→ **WHAT THE EXERCISE ASKS**
All of the material below is to be returned exactly.

→ **Extracted data entries**
◆ ◆ ◆ ◆

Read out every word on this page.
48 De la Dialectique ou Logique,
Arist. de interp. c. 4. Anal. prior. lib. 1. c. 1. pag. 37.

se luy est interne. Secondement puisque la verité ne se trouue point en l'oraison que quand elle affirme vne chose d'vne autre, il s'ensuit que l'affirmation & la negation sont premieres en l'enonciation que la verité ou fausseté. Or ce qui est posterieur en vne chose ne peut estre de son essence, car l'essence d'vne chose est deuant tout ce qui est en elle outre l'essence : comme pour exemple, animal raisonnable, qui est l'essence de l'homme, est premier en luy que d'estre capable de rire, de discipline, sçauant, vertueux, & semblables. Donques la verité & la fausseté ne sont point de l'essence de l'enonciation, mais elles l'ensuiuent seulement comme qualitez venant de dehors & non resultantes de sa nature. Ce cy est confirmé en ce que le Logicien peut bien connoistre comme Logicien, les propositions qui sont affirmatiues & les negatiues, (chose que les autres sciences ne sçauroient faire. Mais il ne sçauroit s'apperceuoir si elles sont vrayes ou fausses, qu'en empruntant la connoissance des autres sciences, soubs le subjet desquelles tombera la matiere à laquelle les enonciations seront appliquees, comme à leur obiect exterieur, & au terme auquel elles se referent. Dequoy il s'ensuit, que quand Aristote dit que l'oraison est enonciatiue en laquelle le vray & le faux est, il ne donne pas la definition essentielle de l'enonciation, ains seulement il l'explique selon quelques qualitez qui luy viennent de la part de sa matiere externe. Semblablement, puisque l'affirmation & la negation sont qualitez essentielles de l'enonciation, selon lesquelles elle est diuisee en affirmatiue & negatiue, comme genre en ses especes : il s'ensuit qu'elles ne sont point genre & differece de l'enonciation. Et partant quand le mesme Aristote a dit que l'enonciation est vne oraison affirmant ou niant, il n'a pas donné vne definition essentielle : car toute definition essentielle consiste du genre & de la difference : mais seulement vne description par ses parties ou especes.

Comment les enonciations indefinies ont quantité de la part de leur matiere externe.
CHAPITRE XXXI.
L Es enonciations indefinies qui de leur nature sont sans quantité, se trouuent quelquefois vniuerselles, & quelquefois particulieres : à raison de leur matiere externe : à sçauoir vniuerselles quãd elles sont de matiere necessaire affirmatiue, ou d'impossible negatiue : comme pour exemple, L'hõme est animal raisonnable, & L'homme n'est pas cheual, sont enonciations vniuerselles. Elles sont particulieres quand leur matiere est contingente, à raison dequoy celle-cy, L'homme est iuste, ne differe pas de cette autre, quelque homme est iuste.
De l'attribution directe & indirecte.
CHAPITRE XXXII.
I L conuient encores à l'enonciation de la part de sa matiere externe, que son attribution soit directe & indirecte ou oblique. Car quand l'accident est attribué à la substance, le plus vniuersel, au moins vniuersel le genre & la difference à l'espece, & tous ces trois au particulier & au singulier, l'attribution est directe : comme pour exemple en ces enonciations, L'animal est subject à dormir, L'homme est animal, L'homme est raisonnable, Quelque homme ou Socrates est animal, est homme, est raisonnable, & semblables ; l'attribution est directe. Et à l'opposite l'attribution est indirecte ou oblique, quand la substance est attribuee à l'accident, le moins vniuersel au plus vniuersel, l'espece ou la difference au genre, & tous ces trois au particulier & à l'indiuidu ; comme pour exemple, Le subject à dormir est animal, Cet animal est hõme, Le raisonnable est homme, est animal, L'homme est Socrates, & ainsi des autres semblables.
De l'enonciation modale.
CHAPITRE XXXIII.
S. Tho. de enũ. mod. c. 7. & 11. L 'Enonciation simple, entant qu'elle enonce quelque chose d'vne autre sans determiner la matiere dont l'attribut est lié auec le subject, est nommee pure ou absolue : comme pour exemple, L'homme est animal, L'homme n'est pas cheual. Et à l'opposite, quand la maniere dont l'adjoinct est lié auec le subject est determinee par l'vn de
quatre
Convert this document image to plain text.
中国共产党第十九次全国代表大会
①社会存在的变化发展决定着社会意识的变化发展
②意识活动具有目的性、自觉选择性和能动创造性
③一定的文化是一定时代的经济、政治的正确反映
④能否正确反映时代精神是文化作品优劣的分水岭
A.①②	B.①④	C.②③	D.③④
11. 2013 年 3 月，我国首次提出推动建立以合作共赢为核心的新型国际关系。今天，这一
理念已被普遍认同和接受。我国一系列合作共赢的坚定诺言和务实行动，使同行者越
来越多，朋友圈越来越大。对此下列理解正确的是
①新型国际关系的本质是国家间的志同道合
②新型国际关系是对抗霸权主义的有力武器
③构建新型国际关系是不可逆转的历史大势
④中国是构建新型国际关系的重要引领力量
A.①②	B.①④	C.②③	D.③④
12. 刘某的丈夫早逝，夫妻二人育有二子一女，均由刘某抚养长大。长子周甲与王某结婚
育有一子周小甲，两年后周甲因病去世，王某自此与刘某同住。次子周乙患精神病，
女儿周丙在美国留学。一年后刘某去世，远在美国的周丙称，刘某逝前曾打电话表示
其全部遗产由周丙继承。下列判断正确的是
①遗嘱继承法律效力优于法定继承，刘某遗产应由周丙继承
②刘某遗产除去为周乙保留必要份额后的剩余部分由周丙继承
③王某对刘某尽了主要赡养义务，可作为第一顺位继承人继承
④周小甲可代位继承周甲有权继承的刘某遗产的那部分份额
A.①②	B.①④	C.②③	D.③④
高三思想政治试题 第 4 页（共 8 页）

◆ ◆ ◆ ◆

→ **RESPONSE**
Read out every word on this page.
48 De la Dialectique ou Logique,
Arist. de interp. c. 4. Anal. prior. lib. 1. c. 1. pag. 37.

se luy est interne. Secondement puisque la verité ne se trouue point en l'oraison que quand elle affirme vne chose d'vne autre, il s'ensuit que l'affirmation & la negation sont premieres en l'enonciation que la verité ou fausseté. Or ce qui est posterieur en vne chose ne peut estre de son essence, car l'essence d'vne chose est deuant tout ce qui est en elle outre l'essence : comme pour exemple, animal raisonnable, qui est l'essence de l'homme, est premier en luy que d'estre capable de rire, de discipline, sçauant, vertueux, & semblables. Donques la verité & la fausseté ne sont point de l'essence de l'enonciation, mais elles l'ensuiuent seulement comme qualitez venant de dehors & non resultantes de sa nature. Ce cy est confirmé en ce que le Logicien peut bien connoistre comme Logicien, les propositions qui sont affirmatiues & les negatiues, (chose que les autres sciences ne sçauroient faire. Mais il ne sçauroit s'apperceuoir si elles sont vrayes ou fausses, qu'en empruntant la connoissance des autres sciences, soubs le subjet desquelles tombera la matiere à laquelle les enonciations seront appliquees, comme à leur obiect exterieur, & au terme auquel elles se referent. Dequoy il s'ensuit, que quand Aristote dit que l'oraison est enonciatiue en laquelle le vray & le faux est, il ne donne pas la definition essentielle de l'enonciation, ains seulement il l'explique selon quelques qualitez qui luy viennent de la part de sa matiere externe. Semblablement, puisque l'affirmation & la negation sont qualitez essentielles de l'enonciation, selon lesquelles elle est diuisee en affirmatiue & negatiue, comme genre en ses especes : il s'ensuit qu'elles ne sont point genre & differece de l'enonciation. Et partant quand le mesme Aristote a dit que l'enonciation est vne oraison affirmant ou niant, il n'a pas donné vne definition essentielle : car toute definition essentielle consiste du genre & de la difference : mais seulement vne description par ses parties ou especes.

Comment les enonciations indefinies ont quantité de la part de leur matiere externe.
CHAPITRE XXXI.
L Es enonciations indefinies qui de leur nature sont sans quantité, se trouuent quelquefois vniuerselles, & quelquefois particulieres : à raison de leur matiere externe : à sçauoir vniuerselles quãd elles sont de matiere necessaire affirmatiue, ou d'impossible negatiue : comme pour exemple, L'hõme est animal raisonnable, & L'homme n'est pas cheual, sont enonciations vniuerselles. Elles sont particulieres quand leur matiere est contingente, à raison dequoy celle-cy, L'homme est iuste, ne differe pas de cette autre, quelque homme est iuste.
De l'attribution directe & indirecte.
CHAPITRE XXXII.
I L conuient encores à l'enonciation de la part de sa matiere externe, que son attribution soit directe & indirecte ou oblique. Car quand l'accident est attribué à la substance, le plus vniuersel, au moins vniuersel le genre & la difference à l'espece, & tous ces trois au particulier & au singulier, l'attribution est directe : comme pour exemple en ces enonciations, L'animal est subject à dormir, L'homme est animal, L'homme est raisonnable, Quelque homme ou Socrates est animal, est homme, est raisonnable, & semblables ; l'attribution est directe. Et à l'opposite l'attribution est indirecte ou oblique, quand la substance est attribuee à l'accident, le moins vniuersel au plus vniuersel, l'espece ou la difference au genre, & tous ces trois au particulier & à l'indiuidu ; comme pour exemple, Le subject à dormir est animal, Cet animal est hõme, Le raisonnable est homme, est animal, L'homme est Socrates, & ainsi des autres semblables.
De l'enonciation modale.
CHAPITRE XXXIII.
S. Tho. de enũ. mod. c. 7. & 11. L 'Enonciation simple, entant qu'elle enonce quelque chose d'vne autre sans determiner la matiere dont l'attribut est lié auec le subject, est nommee pure ou absolue : comme pour exemple, L'homme est animal, L'homme n'est pas cheual. Et à l'opposite, quand la maniere dont l'adjoinct est lié auec le subject est determinee par l'vn de
quatre
Convert this document image to plain text.
中国共产党第十九次全国代表大会
①社会存在的变化发展决定着社会意识的变化发展
②意识活动具有目的性、自觉选择性和能动创造性
③一定的文化是一定时代的经济、政治的正确反映
④能否正确反映时代精神是文化作品优劣的分水岭
A.①②	B.①④	C.②③	D.③④
11. 2013 年 3 月，我国首次提出推动建立以合作共赢为核心的新型国际关系。今天，这一
理念已被普遍认同和接受。我国一系列合作共赢的坚定诺言和务实行动，使同行者越
来越多，朋友圈越来越大。对此下列理解正确的是
①新型国际关系的本质是国家间的志同道合
②新型国际关系是对抗霸权主义的有力武器
③构建新型国际关系是不可逆转的历史大势
④中国是构建新型国际关系的重要引领力量
A.①②	B.①④	C.②③	D.③④
12. 刘某的丈夫早逝，夫妻二人育有二子一女，均由刘某抚养长大。长子周甲与王某结婚
育有一子周小甲，两年后周甲因病去世，王某自此与刘某同住。次子周乙患精神病，
女儿周丙在美国留学。一年后刘某去世，远在美国的周丙称，刘某逝前曾打电话表示
其全部遗产由周丙继承。下列判断正确的是
①遗嘱继承法律效力优于法定继承，刘某遗产应由周丙继承
②刘某遗产除去为周乙保留必要份额后的剩余部分由周丙继承
③王某对刘某尽了主要赡养义务，可作为第一顺位继承人继承
④周小甲可代位继承周甲有权继承的刘某遗产的那部分份额
A.①②	B.①④	C.②③	D.③④
高三思想政治试题 第 4 页（共 8 页）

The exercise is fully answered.